__Objective__
Filter this material down to the lines that hold "source", copying each one.

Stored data

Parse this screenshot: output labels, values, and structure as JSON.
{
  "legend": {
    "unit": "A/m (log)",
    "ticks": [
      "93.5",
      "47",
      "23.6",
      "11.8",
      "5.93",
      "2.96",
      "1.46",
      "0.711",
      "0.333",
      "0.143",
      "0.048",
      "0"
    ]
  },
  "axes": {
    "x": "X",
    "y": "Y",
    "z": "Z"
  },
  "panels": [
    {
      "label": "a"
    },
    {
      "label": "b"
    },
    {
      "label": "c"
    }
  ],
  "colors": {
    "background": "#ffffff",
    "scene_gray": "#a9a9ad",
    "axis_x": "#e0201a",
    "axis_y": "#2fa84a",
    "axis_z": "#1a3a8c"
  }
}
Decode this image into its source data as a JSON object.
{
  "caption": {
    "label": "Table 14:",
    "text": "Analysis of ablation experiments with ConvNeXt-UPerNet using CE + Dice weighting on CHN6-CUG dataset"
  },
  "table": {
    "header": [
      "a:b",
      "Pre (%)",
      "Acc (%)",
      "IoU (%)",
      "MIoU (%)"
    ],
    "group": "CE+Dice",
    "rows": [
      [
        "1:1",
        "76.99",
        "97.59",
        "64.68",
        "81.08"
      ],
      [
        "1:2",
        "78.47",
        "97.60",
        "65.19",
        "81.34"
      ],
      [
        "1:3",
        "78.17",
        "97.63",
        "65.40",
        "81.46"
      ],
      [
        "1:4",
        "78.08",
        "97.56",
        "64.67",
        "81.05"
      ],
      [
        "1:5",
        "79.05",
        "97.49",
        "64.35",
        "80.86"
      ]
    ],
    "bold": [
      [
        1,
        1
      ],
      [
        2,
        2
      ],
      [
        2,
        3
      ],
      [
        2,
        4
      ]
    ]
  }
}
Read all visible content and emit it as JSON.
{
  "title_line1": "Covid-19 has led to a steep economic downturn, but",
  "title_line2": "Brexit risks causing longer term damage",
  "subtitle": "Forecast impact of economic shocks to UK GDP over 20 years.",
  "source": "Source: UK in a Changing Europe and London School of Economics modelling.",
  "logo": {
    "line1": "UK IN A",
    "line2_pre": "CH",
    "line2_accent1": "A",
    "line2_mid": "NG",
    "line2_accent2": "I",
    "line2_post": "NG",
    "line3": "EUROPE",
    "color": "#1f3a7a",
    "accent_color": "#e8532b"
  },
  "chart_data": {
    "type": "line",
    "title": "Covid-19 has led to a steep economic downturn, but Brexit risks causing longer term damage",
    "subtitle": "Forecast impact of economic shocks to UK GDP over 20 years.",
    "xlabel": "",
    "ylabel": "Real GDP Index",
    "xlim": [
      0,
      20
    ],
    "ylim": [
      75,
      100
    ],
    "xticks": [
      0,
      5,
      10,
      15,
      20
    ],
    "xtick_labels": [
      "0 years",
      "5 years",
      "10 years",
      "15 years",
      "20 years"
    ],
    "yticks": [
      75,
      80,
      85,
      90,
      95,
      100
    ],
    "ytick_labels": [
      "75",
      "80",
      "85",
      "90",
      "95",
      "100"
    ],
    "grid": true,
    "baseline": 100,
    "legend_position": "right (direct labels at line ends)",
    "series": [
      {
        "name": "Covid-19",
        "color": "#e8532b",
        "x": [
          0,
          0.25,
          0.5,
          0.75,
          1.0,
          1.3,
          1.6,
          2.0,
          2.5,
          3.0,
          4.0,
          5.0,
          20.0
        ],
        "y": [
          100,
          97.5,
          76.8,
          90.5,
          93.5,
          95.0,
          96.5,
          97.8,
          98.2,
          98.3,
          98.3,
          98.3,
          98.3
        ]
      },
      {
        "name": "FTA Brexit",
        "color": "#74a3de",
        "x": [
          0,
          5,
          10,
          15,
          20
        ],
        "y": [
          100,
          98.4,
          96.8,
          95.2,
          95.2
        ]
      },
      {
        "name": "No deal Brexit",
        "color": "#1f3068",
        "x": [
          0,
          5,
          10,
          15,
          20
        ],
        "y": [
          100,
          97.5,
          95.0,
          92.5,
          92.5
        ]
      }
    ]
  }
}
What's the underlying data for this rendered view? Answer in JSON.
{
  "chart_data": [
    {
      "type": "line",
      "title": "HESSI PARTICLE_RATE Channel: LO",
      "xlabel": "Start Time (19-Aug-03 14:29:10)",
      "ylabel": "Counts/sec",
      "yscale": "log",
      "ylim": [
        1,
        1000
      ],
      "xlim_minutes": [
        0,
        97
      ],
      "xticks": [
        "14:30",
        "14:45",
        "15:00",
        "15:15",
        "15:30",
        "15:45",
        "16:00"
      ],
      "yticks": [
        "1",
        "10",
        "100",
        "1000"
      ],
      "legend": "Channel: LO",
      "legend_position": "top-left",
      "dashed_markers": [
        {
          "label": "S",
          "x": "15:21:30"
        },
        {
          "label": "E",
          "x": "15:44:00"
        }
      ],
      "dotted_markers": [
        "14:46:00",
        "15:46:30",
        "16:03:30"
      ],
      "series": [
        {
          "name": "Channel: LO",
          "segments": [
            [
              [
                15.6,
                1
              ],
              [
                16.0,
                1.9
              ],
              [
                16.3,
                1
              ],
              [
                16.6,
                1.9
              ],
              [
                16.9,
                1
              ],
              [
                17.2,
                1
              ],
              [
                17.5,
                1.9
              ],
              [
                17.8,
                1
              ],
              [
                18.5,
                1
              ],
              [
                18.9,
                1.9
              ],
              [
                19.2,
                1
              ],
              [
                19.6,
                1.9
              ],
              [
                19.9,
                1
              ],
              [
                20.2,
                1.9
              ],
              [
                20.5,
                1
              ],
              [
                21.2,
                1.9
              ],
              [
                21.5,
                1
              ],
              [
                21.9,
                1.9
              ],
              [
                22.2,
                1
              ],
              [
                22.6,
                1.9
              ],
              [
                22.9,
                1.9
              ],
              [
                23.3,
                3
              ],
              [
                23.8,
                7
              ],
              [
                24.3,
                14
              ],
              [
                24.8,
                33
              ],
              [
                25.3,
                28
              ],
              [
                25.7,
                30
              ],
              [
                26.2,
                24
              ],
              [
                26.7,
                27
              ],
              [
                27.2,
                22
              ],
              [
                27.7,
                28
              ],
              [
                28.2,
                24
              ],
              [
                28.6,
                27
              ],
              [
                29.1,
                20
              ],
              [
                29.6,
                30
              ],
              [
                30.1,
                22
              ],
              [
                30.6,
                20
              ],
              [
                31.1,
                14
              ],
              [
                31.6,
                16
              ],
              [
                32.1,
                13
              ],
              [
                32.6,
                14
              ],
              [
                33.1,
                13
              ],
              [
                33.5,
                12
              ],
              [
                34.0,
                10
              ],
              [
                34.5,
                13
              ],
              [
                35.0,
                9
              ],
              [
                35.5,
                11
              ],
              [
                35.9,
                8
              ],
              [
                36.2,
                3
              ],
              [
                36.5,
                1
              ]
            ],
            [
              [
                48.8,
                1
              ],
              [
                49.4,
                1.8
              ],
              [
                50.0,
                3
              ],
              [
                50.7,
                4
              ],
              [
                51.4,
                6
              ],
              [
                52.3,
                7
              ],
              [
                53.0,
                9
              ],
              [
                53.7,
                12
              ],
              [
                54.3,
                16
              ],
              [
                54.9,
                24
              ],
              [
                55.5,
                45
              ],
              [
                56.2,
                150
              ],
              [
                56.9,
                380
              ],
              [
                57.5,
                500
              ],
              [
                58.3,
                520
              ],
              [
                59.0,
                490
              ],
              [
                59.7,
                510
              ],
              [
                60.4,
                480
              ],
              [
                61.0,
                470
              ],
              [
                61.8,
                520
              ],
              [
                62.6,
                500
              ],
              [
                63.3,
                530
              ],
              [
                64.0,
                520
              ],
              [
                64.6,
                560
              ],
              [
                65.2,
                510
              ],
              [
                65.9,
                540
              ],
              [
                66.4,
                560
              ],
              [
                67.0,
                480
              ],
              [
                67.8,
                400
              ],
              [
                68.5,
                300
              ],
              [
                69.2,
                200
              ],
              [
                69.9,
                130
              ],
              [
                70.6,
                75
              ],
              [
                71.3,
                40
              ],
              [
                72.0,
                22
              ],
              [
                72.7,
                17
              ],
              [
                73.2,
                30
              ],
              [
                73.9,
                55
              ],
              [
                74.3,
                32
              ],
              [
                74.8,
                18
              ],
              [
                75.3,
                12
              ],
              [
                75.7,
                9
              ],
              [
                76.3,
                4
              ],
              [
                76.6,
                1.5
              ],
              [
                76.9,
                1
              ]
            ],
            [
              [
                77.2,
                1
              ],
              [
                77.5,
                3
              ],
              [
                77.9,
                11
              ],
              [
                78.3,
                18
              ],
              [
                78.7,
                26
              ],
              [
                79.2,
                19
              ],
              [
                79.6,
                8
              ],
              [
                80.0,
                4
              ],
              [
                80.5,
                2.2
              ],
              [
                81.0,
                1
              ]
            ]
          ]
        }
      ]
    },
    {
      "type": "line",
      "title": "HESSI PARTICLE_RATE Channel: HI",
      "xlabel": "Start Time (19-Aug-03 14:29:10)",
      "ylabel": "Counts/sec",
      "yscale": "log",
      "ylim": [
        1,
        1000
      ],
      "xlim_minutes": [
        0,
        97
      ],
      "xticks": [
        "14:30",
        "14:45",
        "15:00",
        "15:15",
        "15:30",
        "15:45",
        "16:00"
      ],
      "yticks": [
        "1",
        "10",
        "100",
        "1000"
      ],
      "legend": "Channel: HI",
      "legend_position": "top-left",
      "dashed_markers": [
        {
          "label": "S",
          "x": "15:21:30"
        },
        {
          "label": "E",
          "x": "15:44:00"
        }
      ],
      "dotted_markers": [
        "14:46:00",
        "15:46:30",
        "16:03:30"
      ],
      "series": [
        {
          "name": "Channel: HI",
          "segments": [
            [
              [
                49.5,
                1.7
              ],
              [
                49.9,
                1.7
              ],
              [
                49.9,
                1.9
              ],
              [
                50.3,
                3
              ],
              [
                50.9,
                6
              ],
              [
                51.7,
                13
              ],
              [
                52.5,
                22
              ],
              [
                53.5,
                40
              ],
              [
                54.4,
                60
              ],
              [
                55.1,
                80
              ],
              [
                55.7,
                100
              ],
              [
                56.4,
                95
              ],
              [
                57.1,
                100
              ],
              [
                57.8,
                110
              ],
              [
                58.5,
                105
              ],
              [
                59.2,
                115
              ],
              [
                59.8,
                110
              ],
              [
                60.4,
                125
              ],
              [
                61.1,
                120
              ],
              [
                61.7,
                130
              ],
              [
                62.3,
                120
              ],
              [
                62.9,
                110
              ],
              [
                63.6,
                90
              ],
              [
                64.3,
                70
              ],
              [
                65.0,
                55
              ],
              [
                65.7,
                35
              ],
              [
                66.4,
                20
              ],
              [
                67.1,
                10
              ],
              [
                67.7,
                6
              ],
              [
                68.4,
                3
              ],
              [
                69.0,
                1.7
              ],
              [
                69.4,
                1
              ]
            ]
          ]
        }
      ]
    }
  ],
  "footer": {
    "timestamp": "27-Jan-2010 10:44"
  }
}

__Answer to this task__
Decode this image into its source data as a JSON object.
  "source": "Source: UK in a Changing Europe and London School of Economics modelling.",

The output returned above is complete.